**Prompt 1**
Please rewrite the records from their start through the line containing "cancel-link[interactable]: Cancel xyxy=(1355,204,1437,233)", inclusive, as a numbered list with blank lines omitted.

**Source excerpt**
==============================
Re: [PATCH] libx86: Introduce x86_cpu_policy_calculate_compatible() with MSR_ARCH_CAPS handling

From: Andrew Cooper <andrew.cooper3@citrix.com>
To: "Roger Pau Monné" <roger.pau@citrix.com>
Cc: Xen-devel <xen-devel@lists.xenproject.org>,
	Jan Beulich <JBeulich@suse.com>, Wei Liu <wl@xen.org>
Subject: Re: [PATCH] libx86: Introduce x86_cpu_policy_calculate_compatible() with MSR_ARCH_CAPS handling
Date: Wed, 5 May 2021 13:37:48 +0100	[thread overview]
Message-ID: <8f6f339b-f025-2cd0-e666-a3083e79af3a@citrix.com> (raw)
In-Reply-To: <YJJtqyDOIkMxjvxW@Air-de-Roger>

On 05/05/2021 11:04, Roger Pau Monné wrote:
> On Tue, May 04, 2021 at 10:31:20PM +0100, Andrew Cooper wrote:
>> Just as with x86_cpu_policies_are_compatible(), make a start on this function
>> with some token handling.
>>
>> Add levelling support for MSR_ARCH_CAPS, because RSBA has interesting
>> properties, and introduce test_calculate_compatible_success() to the unit
>> tests, covering various cases where the arch_caps CPUID bit falls out, and
>> with RSBA accumulating rather than intersecting across the two.
>>
>> Extend x86_cpu_policies_are_compatible() with a check for MSR_ARCH_CAPS, which
>> was arguably missing from c/s e32605b07ef "x86: Begin to introduce support for
>> MSR_ARCH_CAPS".
>>
>> Signed-off-by: Andrew Cooper <andrew.cooper3@citrix.com>
>> ---
>> CC: Jan Beulich <JBeulich@suse.com>
>> CC: Roger Pau Monné <roger.pau@citrix.com>
>> CC: Wei Liu <wl@xen.org>
>> ---
>>  tools/include/xen-tools/libs.h           |   5 ++
>>  tools/tests/cpu-policy/test-cpu-policy.c | 150 +++++++++++++++++++++++++++++++
>>  xen/include/xen/lib/x86/cpu-policy.h     |  22 +++++
>>  xen/lib/x86/policy.c                     |  47 ++++++++++
>>  4 files changed, 224 insertions(+)
==============================
Data extracted from a collection:

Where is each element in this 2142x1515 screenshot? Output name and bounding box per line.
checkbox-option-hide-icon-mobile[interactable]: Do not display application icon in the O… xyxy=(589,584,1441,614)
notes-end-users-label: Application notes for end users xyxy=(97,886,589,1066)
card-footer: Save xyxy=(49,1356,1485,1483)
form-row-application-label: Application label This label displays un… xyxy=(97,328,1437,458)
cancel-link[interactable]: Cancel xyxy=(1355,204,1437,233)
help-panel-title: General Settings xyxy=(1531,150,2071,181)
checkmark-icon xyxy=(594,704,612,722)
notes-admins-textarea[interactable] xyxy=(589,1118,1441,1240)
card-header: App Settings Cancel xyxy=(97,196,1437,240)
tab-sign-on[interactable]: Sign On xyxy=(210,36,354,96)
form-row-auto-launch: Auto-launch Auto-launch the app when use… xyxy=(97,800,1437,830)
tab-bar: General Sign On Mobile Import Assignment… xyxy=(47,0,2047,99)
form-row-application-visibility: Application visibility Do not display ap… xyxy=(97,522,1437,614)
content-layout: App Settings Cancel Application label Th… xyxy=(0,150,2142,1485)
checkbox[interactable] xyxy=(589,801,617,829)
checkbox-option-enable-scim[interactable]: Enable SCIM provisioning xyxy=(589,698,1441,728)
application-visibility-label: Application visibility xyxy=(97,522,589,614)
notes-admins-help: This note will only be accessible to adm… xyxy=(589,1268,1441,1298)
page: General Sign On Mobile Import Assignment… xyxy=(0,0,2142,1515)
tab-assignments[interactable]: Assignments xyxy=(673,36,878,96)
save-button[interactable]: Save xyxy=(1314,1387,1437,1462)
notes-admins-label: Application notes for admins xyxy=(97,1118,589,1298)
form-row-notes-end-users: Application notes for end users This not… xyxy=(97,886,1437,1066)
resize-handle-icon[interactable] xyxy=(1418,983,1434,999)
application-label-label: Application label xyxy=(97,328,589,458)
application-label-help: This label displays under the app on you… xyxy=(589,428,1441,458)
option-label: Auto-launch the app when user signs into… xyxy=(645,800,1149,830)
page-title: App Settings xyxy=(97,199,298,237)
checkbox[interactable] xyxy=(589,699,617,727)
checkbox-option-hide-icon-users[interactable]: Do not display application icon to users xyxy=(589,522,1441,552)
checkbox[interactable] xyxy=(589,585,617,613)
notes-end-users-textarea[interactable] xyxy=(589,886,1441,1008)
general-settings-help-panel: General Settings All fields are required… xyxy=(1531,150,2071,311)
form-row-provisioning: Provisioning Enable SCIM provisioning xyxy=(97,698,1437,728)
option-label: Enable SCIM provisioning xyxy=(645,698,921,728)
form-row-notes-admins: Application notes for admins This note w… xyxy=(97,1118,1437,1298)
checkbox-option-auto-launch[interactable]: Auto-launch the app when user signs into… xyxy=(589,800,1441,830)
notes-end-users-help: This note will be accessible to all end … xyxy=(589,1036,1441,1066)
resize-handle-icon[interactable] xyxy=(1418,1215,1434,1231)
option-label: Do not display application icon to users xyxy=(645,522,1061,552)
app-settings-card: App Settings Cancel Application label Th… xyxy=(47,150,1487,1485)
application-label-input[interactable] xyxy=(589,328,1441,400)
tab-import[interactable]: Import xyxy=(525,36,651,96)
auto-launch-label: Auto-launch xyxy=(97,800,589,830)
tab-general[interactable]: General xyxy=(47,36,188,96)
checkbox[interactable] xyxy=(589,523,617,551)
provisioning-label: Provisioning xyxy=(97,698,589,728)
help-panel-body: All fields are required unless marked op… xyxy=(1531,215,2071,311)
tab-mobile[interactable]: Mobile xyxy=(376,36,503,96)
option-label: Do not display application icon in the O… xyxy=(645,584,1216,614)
==============================
**Prompt 2**
In the patch email, what function does the patch add to the unit tests?

**Problem solution 1**
1. Where is each element in this 2142x1515 screenshot? Output name and bounding box per line.
2. checkbox-option-hide-icon-mobile[interactable]: Do not display application icon in the O… xyxy=(589,584,1441,614)
3. notes-end-users-label: Application notes for end users xyxy=(97,886,589,1066)
4. card-footer: Save xyxy=(49,1356,1485,1483)
5. form-row-application-label: Application label This label displays un… xyxy=(97,328,1437,458)
6. cancel-link[interactable]: Cancel xyxy=(1355,204,1437,233)

**Problem solution 2**
test_calculate_compatible_success()